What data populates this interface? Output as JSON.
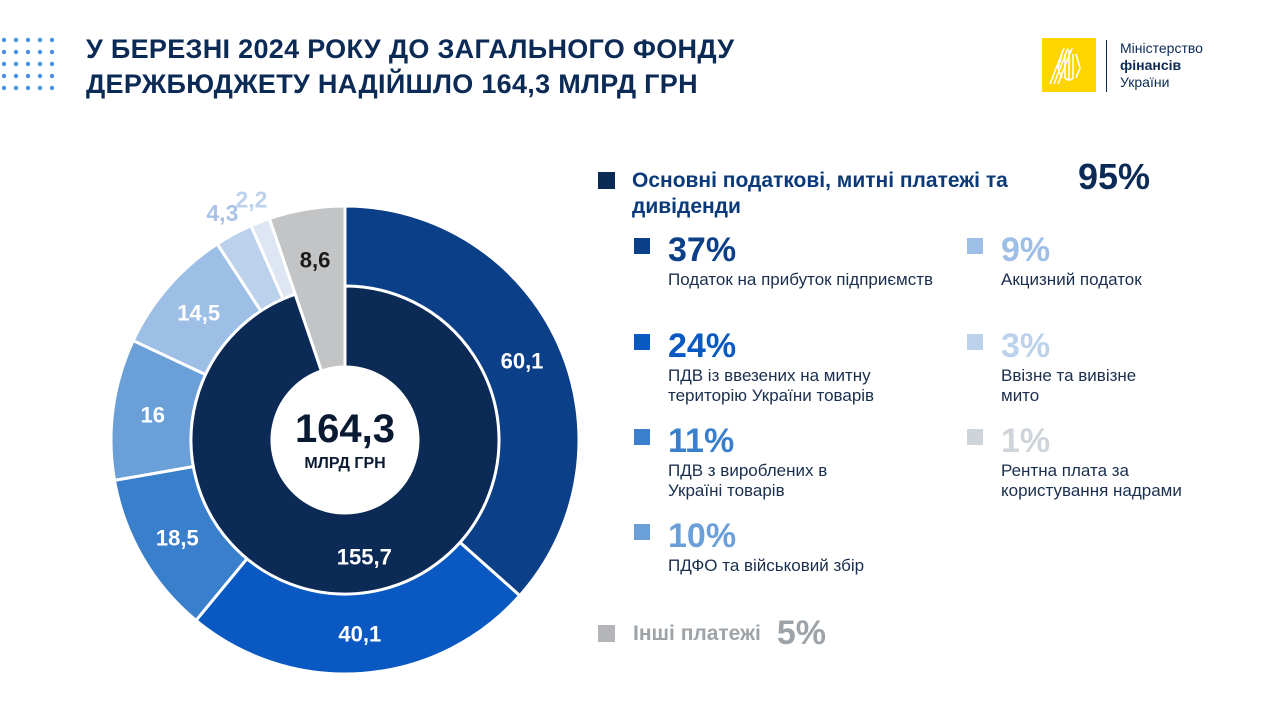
{
  "header": {
    "title_line1": "У БЕРЕЗНІ 2024 РОКУ ДО ЗАГАЛЬНОГО ФОНДУ",
    "title_line2": "ДЕРЖБЮДЖЕТУ НАДІЙШЛО 164,3 МЛРД ГРН"
  },
  "logo": {
    "line1": "Міністерство",
    "line2": "фінансів",
    "line3": "України"
  },
  "chart_data": {
    "type": "pie",
    "center_value": "164,3",
    "center_unit": "МЛРД ГРН",
    "inner_ring": [
      {
        "label": "155,7",
        "value": 155.7,
        "color": "#0b2a55"
      },
      {
        "label": "8,6",
        "value": 8.6,
        "color": "#c2c4c6"
      }
    ],
    "outer_ring": [
      {
        "label": "60,1",
        "value": 60.1,
        "color": "#0b3f88"
      },
      {
        "label": "40,1",
        "value": 40.1,
        "color": "#0a58c2"
      },
      {
        "label": "18,5",
        "value": 18.5,
        "color": "#3a7fcc"
      },
      {
        "label": "16",
        "value": 16,
        "color": "#6a9fd8"
      },
      {
        "label": "14,5",
        "value": 14.5,
        "color": "#9dbfe6"
      },
      {
        "label": "4,3",
        "value": 4.3,
        "color": "#bcd2ec"
      },
      {
        "label": "2,2",
        "value": 2.2,
        "color": "#dde6f2"
      },
      {
        "label": "8,6",
        "value": 8.6,
        "color": "#c2c4c6"
      }
    ]
  },
  "legend": {
    "main_label": "Основні податкові, митні платежі та дивіденди",
    "main_pct": "95%",
    "main_color": "#0b2a55",
    "items": [
      {
        "pct": "37%",
        "desc": "Податок на прибуток підприємств",
        "color": "#0b3f88"
      },
      {
        "pct": "24%",
        "desc": "ПДВ із ввезених на митну територію України товарів",
        "color": "#0a58c2"
      },
      {
        "pct": "11%",
        "desc": "ПДВ з вироблених в Україні товарів",
        "color": "#3a7fcc"
      },
      {
        "pct": "10%",
        "desc": "ПДФО та військовий збір",
        "color": "#6a9fd8"
      },
      {
        "pct": "9%",
        "desc": "Акцизний податок",
        "color": "#9dbfe6"
      },
      {
        "pct": "3%",
        "desc": "Ввізне та вивізне мито",
        "color": "#bcd2ec"
      },
      {
        "pct": "1%",
        "desc": "Рентна плата за користування надрами",
        "color": "#cfd4da"
      }
    ],
    "others_label": "Інші платежі",
    "others_pct": "5%",
    "others_color": "#b3b5b8"
  }
}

....

**EXERCISE DETAILS:** Check each line above for the word "desc", and copy the lines where it appears.

**THE SOLUTION:**
        "desc": "Податок на прибуток підприємств",
        "desc": "ПДВ із ввезених на митну територію України товарів",
        "desc": "ПДВ з вироблених в Україні товарів",
        "desc": "ПДФО та військовий збір",
        "desc": "Акцизний податок",
        "desc": "Ввізне та вивізне мито",
        "desc": "Рентна плата за користування надрами",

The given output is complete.